- **Data**

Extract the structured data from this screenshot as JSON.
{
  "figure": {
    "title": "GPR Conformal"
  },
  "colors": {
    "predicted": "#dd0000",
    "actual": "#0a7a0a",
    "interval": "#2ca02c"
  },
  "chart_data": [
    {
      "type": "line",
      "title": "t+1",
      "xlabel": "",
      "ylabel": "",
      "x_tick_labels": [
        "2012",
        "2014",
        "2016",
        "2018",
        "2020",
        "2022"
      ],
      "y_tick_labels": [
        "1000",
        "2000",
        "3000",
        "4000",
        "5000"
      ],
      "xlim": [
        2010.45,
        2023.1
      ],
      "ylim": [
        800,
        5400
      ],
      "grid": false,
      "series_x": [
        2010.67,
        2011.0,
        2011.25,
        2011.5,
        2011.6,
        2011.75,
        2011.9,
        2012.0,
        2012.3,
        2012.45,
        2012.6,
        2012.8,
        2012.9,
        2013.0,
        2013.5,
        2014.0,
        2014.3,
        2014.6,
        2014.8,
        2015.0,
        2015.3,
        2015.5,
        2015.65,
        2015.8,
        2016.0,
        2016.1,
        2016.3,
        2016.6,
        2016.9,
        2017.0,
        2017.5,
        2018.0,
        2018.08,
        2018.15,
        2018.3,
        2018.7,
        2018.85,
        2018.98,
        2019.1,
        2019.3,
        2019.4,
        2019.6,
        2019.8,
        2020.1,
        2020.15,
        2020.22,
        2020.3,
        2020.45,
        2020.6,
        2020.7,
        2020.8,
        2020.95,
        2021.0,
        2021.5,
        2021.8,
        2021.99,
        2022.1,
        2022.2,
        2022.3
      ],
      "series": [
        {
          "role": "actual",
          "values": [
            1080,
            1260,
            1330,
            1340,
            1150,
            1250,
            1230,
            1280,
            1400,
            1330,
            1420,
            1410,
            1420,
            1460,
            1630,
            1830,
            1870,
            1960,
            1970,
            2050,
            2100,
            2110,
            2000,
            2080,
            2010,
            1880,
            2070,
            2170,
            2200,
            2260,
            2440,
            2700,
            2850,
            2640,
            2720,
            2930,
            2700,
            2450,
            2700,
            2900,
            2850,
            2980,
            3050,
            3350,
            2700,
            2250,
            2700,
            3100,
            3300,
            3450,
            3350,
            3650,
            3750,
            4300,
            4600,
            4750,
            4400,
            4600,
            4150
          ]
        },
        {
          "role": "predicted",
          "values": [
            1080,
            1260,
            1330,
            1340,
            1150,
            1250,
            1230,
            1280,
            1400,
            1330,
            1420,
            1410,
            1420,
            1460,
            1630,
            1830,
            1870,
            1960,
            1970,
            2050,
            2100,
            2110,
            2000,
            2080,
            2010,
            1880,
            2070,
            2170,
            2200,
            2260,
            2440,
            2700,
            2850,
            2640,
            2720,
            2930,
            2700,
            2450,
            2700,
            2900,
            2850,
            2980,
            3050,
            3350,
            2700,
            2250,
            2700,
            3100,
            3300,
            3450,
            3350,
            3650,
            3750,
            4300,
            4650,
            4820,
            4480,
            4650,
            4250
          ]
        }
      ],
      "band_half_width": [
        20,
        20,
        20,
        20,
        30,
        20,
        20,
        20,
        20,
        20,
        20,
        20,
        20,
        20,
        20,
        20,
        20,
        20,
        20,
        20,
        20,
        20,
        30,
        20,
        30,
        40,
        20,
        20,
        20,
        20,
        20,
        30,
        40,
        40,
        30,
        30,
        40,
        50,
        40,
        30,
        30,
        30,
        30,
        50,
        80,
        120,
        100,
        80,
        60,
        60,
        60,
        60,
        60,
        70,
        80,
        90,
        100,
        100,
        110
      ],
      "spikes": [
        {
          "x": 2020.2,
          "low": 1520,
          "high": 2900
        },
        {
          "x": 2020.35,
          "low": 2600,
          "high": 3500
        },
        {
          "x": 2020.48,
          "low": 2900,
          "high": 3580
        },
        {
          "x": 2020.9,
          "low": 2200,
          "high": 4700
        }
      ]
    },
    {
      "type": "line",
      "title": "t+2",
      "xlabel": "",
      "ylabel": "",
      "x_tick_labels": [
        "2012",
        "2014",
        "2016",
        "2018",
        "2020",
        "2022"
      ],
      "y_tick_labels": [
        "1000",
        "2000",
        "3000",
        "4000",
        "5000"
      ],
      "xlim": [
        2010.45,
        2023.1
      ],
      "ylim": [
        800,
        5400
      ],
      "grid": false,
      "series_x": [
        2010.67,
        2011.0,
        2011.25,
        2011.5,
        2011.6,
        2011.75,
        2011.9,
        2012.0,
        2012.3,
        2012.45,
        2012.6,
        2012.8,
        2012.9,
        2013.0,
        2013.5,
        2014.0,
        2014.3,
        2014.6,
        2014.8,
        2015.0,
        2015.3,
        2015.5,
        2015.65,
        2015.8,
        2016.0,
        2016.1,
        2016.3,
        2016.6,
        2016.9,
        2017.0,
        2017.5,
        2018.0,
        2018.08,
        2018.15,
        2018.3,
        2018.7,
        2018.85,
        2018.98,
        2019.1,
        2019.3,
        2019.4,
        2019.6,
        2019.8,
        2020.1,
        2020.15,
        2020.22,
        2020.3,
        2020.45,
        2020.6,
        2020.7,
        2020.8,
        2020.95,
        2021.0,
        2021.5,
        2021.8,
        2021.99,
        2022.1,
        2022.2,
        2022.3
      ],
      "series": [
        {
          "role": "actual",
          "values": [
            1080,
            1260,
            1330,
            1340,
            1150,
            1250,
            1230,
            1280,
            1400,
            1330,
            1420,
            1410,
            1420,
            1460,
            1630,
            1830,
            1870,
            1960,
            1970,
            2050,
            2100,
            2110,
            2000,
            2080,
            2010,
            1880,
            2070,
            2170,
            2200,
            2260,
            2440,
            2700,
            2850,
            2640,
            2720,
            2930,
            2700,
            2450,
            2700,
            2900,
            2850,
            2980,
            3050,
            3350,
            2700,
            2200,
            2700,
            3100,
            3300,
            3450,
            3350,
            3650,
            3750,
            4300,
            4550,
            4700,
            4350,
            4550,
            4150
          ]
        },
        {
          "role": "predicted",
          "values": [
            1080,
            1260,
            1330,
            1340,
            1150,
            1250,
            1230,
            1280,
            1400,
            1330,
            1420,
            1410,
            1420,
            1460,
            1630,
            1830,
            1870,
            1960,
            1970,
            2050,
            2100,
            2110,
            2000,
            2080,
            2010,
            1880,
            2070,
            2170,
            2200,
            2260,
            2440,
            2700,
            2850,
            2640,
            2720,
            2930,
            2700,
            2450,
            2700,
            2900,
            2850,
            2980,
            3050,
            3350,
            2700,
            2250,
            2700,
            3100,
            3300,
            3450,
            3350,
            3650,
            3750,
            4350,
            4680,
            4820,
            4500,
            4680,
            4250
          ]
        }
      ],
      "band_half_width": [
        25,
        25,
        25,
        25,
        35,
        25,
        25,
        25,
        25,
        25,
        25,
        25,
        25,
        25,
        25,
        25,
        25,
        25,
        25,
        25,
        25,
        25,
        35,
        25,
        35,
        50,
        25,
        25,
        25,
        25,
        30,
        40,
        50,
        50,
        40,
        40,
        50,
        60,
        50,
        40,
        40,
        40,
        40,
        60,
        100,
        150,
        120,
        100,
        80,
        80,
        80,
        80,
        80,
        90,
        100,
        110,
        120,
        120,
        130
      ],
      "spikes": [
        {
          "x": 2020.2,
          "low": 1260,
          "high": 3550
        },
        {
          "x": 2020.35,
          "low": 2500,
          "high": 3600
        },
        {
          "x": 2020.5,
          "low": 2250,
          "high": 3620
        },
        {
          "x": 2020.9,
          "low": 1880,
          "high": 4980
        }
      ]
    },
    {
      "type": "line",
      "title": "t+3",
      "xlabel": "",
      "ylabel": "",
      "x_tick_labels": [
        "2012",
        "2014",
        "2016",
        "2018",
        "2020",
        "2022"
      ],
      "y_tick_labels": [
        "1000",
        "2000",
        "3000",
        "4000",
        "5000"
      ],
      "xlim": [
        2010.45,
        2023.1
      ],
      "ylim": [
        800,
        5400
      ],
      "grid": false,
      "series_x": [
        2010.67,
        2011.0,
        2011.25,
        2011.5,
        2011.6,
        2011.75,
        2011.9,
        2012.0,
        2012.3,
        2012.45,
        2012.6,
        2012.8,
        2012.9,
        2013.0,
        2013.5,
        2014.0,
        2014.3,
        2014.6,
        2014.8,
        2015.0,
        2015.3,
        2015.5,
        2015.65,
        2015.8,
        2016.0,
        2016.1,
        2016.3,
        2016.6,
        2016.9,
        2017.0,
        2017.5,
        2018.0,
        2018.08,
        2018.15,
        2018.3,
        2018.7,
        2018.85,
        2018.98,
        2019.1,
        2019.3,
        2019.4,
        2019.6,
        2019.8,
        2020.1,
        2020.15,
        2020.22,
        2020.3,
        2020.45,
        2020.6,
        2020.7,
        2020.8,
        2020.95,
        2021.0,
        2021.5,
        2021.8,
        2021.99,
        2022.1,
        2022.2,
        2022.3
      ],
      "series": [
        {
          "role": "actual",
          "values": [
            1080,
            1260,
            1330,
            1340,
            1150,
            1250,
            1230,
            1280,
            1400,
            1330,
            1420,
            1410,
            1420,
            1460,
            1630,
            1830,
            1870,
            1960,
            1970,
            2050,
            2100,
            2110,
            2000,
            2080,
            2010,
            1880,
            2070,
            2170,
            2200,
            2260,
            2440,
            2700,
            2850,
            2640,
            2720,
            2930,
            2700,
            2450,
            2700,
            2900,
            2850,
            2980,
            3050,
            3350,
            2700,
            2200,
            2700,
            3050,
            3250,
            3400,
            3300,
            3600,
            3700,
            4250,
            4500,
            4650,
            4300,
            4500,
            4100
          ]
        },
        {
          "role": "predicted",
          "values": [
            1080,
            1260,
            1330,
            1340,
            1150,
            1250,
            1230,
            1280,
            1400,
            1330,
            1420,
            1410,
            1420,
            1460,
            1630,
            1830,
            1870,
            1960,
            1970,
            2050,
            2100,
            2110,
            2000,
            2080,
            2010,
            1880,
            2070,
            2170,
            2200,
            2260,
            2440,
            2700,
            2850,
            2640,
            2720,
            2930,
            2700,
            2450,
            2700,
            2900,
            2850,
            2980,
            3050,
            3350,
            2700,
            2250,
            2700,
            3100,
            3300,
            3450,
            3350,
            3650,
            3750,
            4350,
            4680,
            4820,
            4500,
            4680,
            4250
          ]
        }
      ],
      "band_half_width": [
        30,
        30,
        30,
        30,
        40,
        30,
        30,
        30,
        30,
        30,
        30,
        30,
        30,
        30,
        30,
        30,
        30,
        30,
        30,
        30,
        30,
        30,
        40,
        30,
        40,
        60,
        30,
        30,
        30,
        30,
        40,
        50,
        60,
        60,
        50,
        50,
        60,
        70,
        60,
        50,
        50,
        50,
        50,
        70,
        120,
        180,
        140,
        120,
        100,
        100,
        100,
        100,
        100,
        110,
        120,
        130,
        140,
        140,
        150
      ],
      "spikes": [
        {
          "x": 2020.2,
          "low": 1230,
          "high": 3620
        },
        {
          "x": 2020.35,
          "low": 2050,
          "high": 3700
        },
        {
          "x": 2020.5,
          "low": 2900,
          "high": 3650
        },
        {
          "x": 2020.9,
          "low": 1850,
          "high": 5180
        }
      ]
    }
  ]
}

- **Job**
Find the string "title" in the entries above and return each line that holds it.

- **Solution below**
    "title": "GPR Conformal"
      "title": "t+1",
      "title": "t+2",
      "title": "t+3",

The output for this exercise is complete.